:: Work required ::
Extract the entries in their exact form.

:: Source records ::

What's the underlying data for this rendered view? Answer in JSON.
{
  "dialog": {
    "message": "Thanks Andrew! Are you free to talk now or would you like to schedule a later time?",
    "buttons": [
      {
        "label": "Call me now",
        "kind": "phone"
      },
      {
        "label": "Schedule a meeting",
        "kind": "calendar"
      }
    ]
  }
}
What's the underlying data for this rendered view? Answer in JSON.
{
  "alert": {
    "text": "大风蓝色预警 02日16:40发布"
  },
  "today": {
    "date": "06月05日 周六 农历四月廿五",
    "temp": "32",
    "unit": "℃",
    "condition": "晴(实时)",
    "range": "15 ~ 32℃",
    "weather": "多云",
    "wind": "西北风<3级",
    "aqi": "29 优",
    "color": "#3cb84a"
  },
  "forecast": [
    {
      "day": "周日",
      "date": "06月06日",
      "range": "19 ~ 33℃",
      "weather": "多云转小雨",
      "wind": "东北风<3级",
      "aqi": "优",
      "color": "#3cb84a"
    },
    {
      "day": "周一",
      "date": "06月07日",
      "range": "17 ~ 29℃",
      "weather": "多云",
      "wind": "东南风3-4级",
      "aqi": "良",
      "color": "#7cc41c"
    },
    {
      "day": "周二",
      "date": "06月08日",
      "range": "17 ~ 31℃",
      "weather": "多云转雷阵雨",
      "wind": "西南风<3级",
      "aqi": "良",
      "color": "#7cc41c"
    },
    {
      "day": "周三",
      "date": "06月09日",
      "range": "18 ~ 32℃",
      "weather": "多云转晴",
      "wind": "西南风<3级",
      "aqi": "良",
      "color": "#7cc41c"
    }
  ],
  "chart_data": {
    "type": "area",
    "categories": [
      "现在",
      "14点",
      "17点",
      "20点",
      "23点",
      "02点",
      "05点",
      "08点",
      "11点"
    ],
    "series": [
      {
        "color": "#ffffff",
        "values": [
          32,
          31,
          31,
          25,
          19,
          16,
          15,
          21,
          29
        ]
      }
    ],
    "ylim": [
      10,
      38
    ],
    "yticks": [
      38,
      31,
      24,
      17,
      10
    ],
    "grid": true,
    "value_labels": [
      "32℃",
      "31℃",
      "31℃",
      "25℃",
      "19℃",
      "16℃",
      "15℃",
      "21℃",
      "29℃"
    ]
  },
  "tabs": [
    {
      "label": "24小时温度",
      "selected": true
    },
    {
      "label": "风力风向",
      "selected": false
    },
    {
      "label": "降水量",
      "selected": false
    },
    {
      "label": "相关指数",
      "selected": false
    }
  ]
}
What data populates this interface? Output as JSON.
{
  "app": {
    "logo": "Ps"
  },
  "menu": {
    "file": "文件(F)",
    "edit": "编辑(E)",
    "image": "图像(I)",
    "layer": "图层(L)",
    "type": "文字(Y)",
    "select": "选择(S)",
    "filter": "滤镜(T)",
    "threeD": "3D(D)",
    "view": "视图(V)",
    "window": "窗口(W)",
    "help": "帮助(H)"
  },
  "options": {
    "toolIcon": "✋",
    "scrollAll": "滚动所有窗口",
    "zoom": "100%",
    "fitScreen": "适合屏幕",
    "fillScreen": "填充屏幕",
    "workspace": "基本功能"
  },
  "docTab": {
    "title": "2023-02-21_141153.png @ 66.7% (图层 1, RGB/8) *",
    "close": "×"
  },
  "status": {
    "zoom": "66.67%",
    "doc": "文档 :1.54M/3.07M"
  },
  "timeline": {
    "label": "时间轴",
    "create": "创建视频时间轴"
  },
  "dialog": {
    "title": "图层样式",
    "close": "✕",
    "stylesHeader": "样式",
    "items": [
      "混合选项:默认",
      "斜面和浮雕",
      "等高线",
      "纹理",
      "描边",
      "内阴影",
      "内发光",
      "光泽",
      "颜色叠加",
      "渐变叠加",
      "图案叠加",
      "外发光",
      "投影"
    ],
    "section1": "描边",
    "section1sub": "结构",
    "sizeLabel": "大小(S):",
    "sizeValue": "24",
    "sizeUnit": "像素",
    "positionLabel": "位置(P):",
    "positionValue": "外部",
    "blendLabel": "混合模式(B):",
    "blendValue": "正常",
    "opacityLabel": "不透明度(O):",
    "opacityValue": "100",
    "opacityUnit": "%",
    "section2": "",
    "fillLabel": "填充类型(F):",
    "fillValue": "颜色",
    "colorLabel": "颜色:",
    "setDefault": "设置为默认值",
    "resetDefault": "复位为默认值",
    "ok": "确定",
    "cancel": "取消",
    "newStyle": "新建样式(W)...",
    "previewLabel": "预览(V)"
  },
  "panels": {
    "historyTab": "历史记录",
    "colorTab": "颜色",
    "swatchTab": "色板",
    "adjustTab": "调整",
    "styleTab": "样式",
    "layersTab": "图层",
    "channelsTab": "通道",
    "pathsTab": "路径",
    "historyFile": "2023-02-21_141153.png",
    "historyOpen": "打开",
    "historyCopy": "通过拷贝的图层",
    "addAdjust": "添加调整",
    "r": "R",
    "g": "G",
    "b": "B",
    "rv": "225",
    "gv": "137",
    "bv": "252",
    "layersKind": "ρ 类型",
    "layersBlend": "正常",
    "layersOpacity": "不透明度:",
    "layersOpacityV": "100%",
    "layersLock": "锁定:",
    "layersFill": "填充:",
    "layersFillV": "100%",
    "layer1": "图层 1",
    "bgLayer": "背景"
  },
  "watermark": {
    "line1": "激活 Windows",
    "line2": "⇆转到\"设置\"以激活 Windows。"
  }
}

:: Problem solution ::
What's the underlying data for this rendered view? Answer in JSON.
{
  "dialog": {
    "message": "Thanks Andrew! Are you free to talk now or would you like to schedule a later time?",
    "buttons": [
      {
        "label": "Call me now",
        "kind": "phone"
      },
      {
        "label": "Schedule a meeting",
        "kind": "calendar"
      }
    ]
  }
}
What's the underlying data for this rendered view? Answer in JSON.
{
  "alert": {
    "text": "大风蓝色预警 02日16:40发布"
  },
  "today": {
    "date": "06月05日 周六 农历四月廿五",
    "temp": "32",
    "unit": "℃",
    "condition": "晴(实时)",
    "range": "15 ~ 32℃",
    "weather": "多云",
    "wind": "西北风<3级",
    "aqi": "29 优",
    "color": "#3cb84a"
  },
  "forecast": [
    {
      "day": "周日",
      "date": "06月06日",
      "range": "19 ~ 33℃",
      "weather": "多云转小雨",
      "wind": "东北风<3级",
      "aqi": "优",
      "color": "#3cb84a"
    },
    {
      "day": "周一",
      "date": "06月07日",
      "range": "17 ~ 29℃",
      "weather": "多云",
      "wind": "东南风3-4级",
      "aqi": "良",
      "color": "#7cc41c"
    },
    {
      "day": "周二",
      "date": "06月08日",
      "range": "17 ~ 31℃",
      "weather": "多云转雷阵雨",
      "wind": "西南风<3级",
      "aqi": "良",
      "color": "#7cc41c"
    },
    {
      "day": "周三",
      "date": "06月09日",
      "range": "18 ~ 32℃",
      "weather": "多云转晴",
      "wind": "西南风<3级",
      "aqi": "良",
      "color": "#7cc41c"
    }
  ],
  "chart_data": {
    "type": "area",
    "categories": [
      "现在",
      "14点",
      "17点",
      "20点",
      "23点",
      "02点",
      "05点",
      "08点",
      "11点"
    ],
    "series": [
      {
        "color": "#ffffff",
        "values": [
          32,
          31,
          31,
          25,
          19,
          16,
          15,
          21,
          29
        ]
      }
    ],
    "ylim": [
      10,
      38
    ],
    "yticks": [
      38,
      31,
      24,
      17,
      10
    ],
    "grid": true,
    "value_labels": [
      "32℃",
      "31℃",
      "31℃",
      "25℃",
      "19℃",
      "16℃",
      "15℃",
      "21℃",
      "29℃"
    ]
  },
  "tabs": [
    {
      "label": "24小时温度",
      "selected": true
    },
    {
      "label": "风力风向",
      "selected": false
    },
    {
      "label": "降水量",
      "selected": false
    },
    {
      "label": "相关指数",
      "selected": false
    }
  ]
}
What data populates this interface? Output as JSON.
{
  "app": {
    "logo": "Ps"
  },
  "menu": {
    "file": "文件(F)",
    "edit": "编辑(E)",
    "image": "图像(I)",
    "layer": "图层(L)",
    "type": "文字(Y)",
    "select": "选择(S)",
    "filter": "滤镜(T)",
    "threeD": "3D(D)",
    "view": "视图(V)",
    "window": "窗口(W)",
    "help": "帮助(H)"
  },
  "options": {
    "toolIcon": "✋",
    "scrollAll": "滚动所有窗口",
    "zoom": "100%",
    "fitScreen": "适合屏幕",
    "fillScreen": "填充屏幕",
    "workspace": "基本功能"
  },
  "docTab": {
    "title": "2023-02-21_141153.png @ 66.7% (图层 1, RGB/8) *",
    "close": "×"
  },
  "status": {
    "zoom": "66.67%",
    "doc": "文档 :1.54M/3.07M"
  },
  "timeline": {
    "label": "时间轴",
    "create": "创建视频时间轴"
  },
  "dialog": {
    "title": "图层样式",
    "close": "✕",
    "stylesHeader": "样式",
    "items": [
      "混合选项:默认",
      "斜面和浮雕",
      "等高线",
      "纹理",
      "描边",
      "内阴影",
      "内发光",
      "光泽",
      "颜色叠加",
      "渐变叠加",
      "图案叠加",
      "外发光",
      "投影"
    ],
    "section1": "描边",
    "section1sub": "结构",
    "sizeLabel": "大小(S):",
    "sizeValue": "24",
    "sizeUnit": "像素",
    "positionLabel": "位置(P):",
    "positionValue": "外部",
    "blendLabel": "混合模式(B):",
    "blendValue": "正常",
    "opacityLabel": "不透明度(O):",
    "opacityValue": "100",
    "opacityUnit": "%",
    "section2": "",
    "fillLabel": "填充类型(F):",
    "fillValue": "颜色",
    "colorLabel": "颜色:",
    "setDefault": "设置为默认值",
    "resetDefault": "复位为默认值",
    "ok": "确定",
    "cancel": "取消",
    "newStyle": "新建样式(W)...",
    "previewLabel": "预览(V)"
  },
  "panels": {
    "historyTab": "历史记录",
    "colorTab": "颜色",
    "swatchTab": "色板",
    "adjustTab": "调整",
    "styleTab": "样式",
    "layersTab": "图层",
    "channelsTab": "通道",
    "pathsTab": "路径",
    "historyFile": "2023-02-21_141153.png",
    "historyOpen": "打开",
    "historyCopy": "通过拷贝的图层",
    "addAdjust": "添加调整",
    "r": "R",
    "g": "G",
    "b": "B",
    "rv": "225",
    "gv": "137",
    "bv": "252",
    "layersKind": "ρ 类型",
    "layersBlend": "正常",
    "layersOpacity": "不透明度:",
    "layersOpacityV": "100%",
    "layersLock": "锁定:",
    "layersFill": "填充:",
    "layersFillV": "100%",
    "layer1": "图层 1",
    "bgLayer": "背景"
  },
  "watermark": {
    "line1": "激活 Windows",
    "line2": "⇆转到\"设置\"以激活 Windows。"
  }
}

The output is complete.